Return each line of the listing that contains the string "JSON".

■ **Exercise inputs**:
* Start *

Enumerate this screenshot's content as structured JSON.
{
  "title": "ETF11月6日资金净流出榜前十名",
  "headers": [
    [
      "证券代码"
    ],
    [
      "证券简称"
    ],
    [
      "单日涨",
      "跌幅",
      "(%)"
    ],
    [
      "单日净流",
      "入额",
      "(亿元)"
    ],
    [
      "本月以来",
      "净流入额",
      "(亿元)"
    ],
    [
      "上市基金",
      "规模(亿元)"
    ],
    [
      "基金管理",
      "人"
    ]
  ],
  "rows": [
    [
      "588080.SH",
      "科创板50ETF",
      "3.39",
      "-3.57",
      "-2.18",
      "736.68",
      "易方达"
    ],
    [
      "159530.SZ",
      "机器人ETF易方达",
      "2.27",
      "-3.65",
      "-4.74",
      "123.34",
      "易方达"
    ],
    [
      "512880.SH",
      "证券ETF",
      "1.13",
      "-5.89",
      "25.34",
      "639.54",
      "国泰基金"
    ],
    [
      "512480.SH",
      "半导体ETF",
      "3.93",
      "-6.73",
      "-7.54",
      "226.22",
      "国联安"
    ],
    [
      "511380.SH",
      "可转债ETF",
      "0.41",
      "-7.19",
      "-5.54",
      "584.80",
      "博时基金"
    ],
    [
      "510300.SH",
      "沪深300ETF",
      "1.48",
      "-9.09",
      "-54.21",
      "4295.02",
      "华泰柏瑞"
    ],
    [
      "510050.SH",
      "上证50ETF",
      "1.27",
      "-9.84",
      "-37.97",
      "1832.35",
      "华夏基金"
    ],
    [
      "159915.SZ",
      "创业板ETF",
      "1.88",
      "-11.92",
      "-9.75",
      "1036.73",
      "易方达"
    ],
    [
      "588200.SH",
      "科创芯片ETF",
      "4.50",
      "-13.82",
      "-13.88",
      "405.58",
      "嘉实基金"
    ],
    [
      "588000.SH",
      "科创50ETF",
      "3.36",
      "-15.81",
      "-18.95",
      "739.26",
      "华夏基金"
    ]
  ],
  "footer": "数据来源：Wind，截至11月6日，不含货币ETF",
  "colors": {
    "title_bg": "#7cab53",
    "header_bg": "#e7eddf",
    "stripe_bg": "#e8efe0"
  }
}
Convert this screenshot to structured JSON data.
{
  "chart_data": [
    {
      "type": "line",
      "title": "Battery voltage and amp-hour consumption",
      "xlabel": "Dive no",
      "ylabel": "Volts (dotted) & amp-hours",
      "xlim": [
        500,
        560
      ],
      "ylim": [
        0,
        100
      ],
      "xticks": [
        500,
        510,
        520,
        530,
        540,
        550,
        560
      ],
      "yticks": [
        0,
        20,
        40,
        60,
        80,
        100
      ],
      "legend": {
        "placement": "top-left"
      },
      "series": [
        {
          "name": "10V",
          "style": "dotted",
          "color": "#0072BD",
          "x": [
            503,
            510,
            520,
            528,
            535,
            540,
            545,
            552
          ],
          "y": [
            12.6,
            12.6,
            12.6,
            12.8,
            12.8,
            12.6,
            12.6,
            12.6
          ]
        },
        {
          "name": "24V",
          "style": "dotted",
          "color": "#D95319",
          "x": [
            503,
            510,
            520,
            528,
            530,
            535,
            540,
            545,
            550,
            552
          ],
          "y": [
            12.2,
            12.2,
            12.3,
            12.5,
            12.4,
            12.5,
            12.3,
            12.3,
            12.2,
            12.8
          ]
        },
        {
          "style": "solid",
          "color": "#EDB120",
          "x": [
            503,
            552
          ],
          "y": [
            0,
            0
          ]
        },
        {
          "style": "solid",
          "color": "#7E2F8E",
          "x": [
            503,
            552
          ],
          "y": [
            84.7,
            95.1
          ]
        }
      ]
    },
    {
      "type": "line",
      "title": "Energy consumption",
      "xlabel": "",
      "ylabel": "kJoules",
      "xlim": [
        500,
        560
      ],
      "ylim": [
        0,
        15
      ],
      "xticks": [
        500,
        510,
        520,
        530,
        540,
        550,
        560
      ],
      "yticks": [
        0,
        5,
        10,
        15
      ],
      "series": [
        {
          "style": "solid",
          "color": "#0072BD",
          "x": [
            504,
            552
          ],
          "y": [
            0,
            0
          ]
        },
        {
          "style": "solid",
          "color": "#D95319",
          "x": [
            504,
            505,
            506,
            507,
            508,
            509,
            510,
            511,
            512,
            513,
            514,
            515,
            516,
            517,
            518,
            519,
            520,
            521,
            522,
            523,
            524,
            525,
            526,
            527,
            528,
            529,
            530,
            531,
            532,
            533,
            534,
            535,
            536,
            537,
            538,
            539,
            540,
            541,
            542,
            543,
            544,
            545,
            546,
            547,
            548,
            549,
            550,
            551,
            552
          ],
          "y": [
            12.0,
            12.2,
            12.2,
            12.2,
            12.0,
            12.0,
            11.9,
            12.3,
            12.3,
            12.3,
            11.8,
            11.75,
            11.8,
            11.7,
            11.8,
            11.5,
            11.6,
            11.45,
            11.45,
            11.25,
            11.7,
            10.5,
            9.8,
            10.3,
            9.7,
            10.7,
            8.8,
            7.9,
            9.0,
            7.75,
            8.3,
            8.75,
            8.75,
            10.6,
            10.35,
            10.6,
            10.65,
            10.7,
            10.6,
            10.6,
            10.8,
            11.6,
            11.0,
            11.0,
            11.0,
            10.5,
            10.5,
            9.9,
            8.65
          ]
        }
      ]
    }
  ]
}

* End *

■ **Reply to the task**:
Enumerate this screenshot's content as structured JSON.
Convert this screenshot to structured JSON data.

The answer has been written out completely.